Saved entries:
-=-=-=-=-
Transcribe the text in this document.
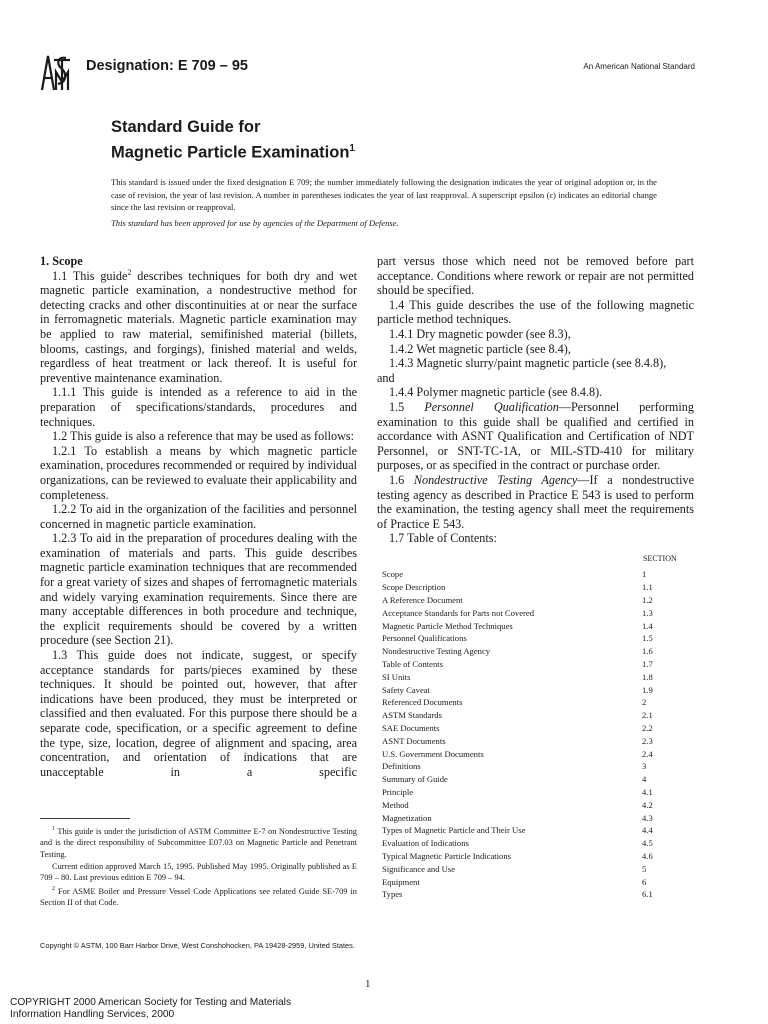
Designation: E 709 – 95	An American National Standard
Standard Guide for
Magnetic Particle Examination$^1$
This standard is issued under the fixed designation E 709; the number immediately following the designation indicates the year of original adoption or, in the case of revision, the year of last revision. A number in parentheses indicates the year of last reapproval. A superscript epsilon (ε) indicates an editorial change since the last revision or reapproval.
This standard has been approved for use by agencies of the Department of Defense.
1. Scope

1.1 This guide$^2$ describes techniques for both dry and wet magnetic particle examination, a nondestructive method for detecting cracks and other discontinuities at or near the surface in ferromagnetic materials. Magnetic particle examination may be applied to raw material, semifinished material (billets, blooms, castings, and forgings), finished material and welds, regardless of heat treatment or lack thereof. It is useful for preventive maintenance examination.

1.1.1 This guide is intended as a reference to aid in the preparation of specifications/standards, procedures and techniques.

1.2 This guide is also a reference that may be used as follows:

1.2.1 To establish a means by which magnetic particle examination, procedures recommended or required by individual organizations, can be reviewed to evaluate their applicability and completeness.

1.2.2 To aid in the organization of the facilities and personnel concerned in magnetic particle examination.

1.2.3 To aid in the preparation of procedures dealing with the examination of materials and parts. This guide describes magnetic particle examination techniques that are recommended for a great variety of sizes and shapes of ferromagnetic materials and widely varying examination requirements. Since there are many acceptable differences in both procedure and technique, the explicit requirements should be covered by a written procedure (see Section 21).

1.3 This guide does not indicate, suggest, or specify acceptance standards for parts/pieces examined by these techniques. It should be pointed out, however, that after indications have been produced, they must be interpreted or classified and then evaluated. For this purpose there should be a separate code, specification, or a specific agreement to define the type, size, location, degree of alignment and spacing, area concentration, and orientation of indications that are unacceptable in a specific

part versus those which need not be removed before part acceptance. Conditions where rework or repair are not permitted should be specified.

1.4 This guide describes the use of the following magnetic particle method techniques.

1.4.1 Dry magnetic powder (see 8.3),

1.4.2 Wet magnetic particle (see 8.4),

1.4.3 Magnetic slurry/paint magnetic particle (see 8.4.8),

and

1.4.4 Polymer magnetic particle (see 8.4.8).

1.5 Personnel Qualification—Personnel performing examination to this guide shall be qualified and certified in accordance with ASNT Qualification and Certification of NDT Personnel, or SNT-TC-1A, or MIL-STD-410 for military purposes, or as specified in the contract or purchase order.

1.6 Nondestructive Testing Agency—If a nondestructive testing agency as described in Practice E 543 is used to perform the examination, the testing agency shall meet the requirements of Practice E 543.

1.7 Table of Contents:

SECTION
Scope	1
Scope Description	1.1
A Reference Document	1.2
Acceptance Standards for Parts not Covered	1.3
Magnetic Particle Method Techniques	1.4
Personnel Qualifications	1.5
Nondestructive Testing Agency	1.6
Table of Contents	1.7
SI Units	1.8
Safety Caveat	1.9
Referenced Documents	2
ASTM Standards	2.1
SAE Documents	2.2
ASNT Documents	2.3
U.S. Government Documents	2.4
Definitions	3
Summary of Guide	4
Principle	4.1
Method	4.2
Magnetization	4.3
Types of Magnetic Particle and Their Use	4.4
Evaluation of Indications	4.5
Typical Magnetic Particle Indications	4.6
Significance and Use	5
Equipment	6
Types	6.1

$^1$ This guide is under the jurisdiction of ASTM Committee E-7 on Nondestructive Testing and is the direct responsibility of Subcommittee E07.03 on Magnetic Particle and Penetrant Testing.

Current edition approved March 15, 1995. Published May 1995. Originally published as E 709 – 80. Last previous edition E 709 – 94.

$^2$ For ASME Boiler and Pressure Vessel Code Applications see related Guide SE-709 in Section II of that Code.

Copyright © ASTM, 100 Barr Harbor Drive, West Conshohocken, PA 19428-2959, United States.
1
COPYRIGHT 2000 American Society for Testing and Materials
Information Handling Services, 2000
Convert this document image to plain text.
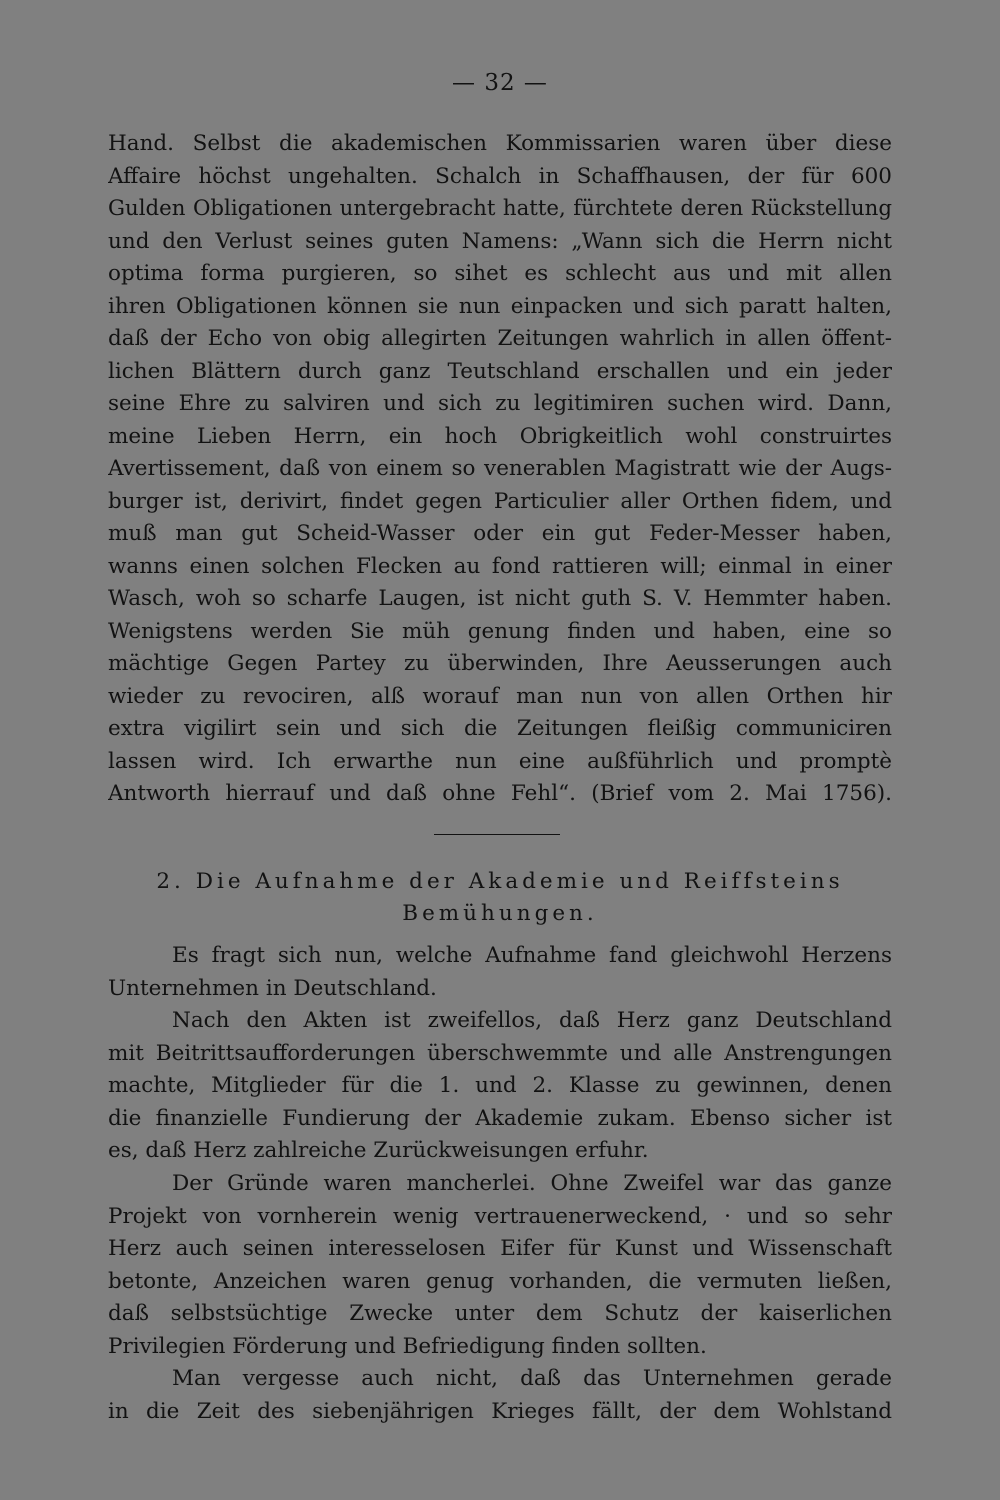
— 32 —
Hand. Selbst die akademischen Kommissarien waren über diese
Affaire höchst ungehalten. Schalch in Schaffhausen, der für 600
Gulden Obligationen untergebracht hatte, fürchtete deren Rückstellung
und den Verlust seines guten Namens: „Wann sich die Herrn nicht
optima forma purgieren, so sihet es schlecht aus und mit allen
ihren Obligationen können sie nun einpacken und sich paratt halten,
daß der Echo von obig allegirten Zeitungen wahrlich in allen öffent-
lichen Blättern durch ganz Teutschland erschallen und ein jeder
seine Ehre zu salviren und sich zu legitimiren suchen wird. Dann,
meine Lieben Herrn, ein hoch Obrigkeitlich wohl construirtes
Avertissement, daß von einem so venerablen Magistratt wie der Augs-
burger ist, derivirt, findet gegen Particulier aller Orthen fidem, und
muß man gut Scheid-Wasser oder ein gut Feder-Messer haben,
wanns einen solchen Flecken au fond rattieren will; einmal in einer
Wasch, woh so scharfe Laugen, ist nicht guth S. V. Hemmter haben.
Wenigstens werden Sie müh genung finden und haben, eine so
mächtige Gegen Partey zu überwinden, Ihre Aeusserungen auch
wieder zu revociren, alß worauf man nun von allen Orthen hir
extra vigilirt sein und sich die Zeitungen fleißig communiciren
lassen wird. Ich erwarthe nun eine außführlich und promptè
Antworth hierrauf und daß ohne Fehl“. (Brief vom 2. Mai 1756).
2. Die Aufnahme der Akademie und Reiffsteins
Bemühungen.
Es fragt sich nun, welche Aufnahme fand gleichwohl Herzens
Unternehmen in Deutschland.
Nach den Akten ist zweifellos, daß Herz ganz Deutschland
mit Beitrittsaufforderungen überschwemmte und alle Anstrengungen
machte, Mitglieder für die 1. und 2. Klasse zu gewinnen, denen
die finanzielle Fundierung der Akademie zukam. Ebenso sicher ist
es, daß Herz zahlreiche Zurückweisungen erfuhr.
Der Gründe waren mancherlei. Ohne Zweifel war das ganze
Projekt von vornherein wenig vertrauenerweckend, · und so sehr
Herz auch seinen interesselosen Eifer für Kunst und Wissenschaft
betonte, Anzeichen waren genug vorhanden, die vermuten ließen,
daß selbstsüchtige Zwecke unter dem Schutz der kaiserlichen
Privilegien Förderung und Befriedigung finden sollten.
Man vergesse auch nicht, daß das Unternehmen gerade
in die Zeit des siebenjährigen Krieges fällt, der dem Wohlstand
-=-=-=-=-
THE PROBLEM
Scan the material above for the word "been". Copy each line where it occurs.

FULL ANSWER
This standard has been approved for use by agencies of the Department of Defense.
1.3 This guide does not indicate, suggest, or specify acceptance standards for parts/pieces examined by these techniques. It should be pointed out, however, that after indications have been produced, they must be interpreted or classified and then evaluated. For this purpose there should be a separate code, specification, or a specific agreement to define the type, size, location, degree of alignment and spacing, area concentration, and orientation of indications that are unacceptable in a specific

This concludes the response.